**Task objective**.
For each line of the data below that holds "einen", copy the line.

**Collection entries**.

....

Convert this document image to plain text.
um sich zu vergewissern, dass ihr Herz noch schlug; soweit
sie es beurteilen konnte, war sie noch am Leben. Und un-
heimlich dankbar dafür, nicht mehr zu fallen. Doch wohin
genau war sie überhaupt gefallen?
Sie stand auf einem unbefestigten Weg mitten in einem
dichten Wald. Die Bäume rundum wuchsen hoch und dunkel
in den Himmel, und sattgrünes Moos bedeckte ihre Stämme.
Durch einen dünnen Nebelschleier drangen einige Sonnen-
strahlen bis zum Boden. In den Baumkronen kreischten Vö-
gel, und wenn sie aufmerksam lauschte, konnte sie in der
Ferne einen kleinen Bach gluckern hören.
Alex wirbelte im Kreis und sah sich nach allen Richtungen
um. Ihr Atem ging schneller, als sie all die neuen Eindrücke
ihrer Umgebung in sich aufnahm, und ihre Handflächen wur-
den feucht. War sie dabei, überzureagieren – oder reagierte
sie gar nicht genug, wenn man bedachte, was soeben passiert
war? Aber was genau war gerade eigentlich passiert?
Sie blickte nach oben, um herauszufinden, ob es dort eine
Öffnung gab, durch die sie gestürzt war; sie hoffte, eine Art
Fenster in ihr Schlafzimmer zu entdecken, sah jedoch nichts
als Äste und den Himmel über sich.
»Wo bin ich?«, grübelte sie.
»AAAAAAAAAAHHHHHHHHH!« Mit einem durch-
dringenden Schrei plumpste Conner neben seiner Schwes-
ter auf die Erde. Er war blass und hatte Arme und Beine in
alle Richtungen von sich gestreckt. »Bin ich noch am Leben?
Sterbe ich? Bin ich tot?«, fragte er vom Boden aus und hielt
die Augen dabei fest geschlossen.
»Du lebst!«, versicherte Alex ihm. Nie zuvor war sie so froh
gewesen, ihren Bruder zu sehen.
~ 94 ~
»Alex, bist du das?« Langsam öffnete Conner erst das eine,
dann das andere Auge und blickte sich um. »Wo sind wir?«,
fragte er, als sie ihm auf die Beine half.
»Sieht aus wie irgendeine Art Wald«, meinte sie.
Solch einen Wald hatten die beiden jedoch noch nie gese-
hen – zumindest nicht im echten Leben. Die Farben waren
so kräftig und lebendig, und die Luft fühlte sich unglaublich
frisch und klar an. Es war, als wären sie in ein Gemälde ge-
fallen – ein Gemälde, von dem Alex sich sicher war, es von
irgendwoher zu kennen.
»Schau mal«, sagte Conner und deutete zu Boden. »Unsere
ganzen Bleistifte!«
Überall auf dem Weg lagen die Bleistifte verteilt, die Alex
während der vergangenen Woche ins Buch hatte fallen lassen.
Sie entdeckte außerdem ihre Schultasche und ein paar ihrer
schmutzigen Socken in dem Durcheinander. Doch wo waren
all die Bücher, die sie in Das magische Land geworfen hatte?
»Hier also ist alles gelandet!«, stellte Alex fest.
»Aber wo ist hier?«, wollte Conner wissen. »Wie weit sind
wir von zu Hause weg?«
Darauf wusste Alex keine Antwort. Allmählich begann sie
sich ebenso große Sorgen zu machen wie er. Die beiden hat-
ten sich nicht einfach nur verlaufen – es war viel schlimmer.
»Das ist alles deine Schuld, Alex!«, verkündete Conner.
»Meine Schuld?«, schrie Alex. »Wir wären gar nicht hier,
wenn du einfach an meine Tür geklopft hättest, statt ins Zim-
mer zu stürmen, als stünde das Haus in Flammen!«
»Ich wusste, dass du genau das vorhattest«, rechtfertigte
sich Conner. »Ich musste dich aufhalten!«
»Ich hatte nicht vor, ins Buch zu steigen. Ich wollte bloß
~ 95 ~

....

**The completed task**.
Durch einen dünnen Nebelschleier drangen einige Sonnen-
Ferne einen kleinen Bach gluckern hören.
Solch einen Wald hatten die beiden jedoch noch nie gese-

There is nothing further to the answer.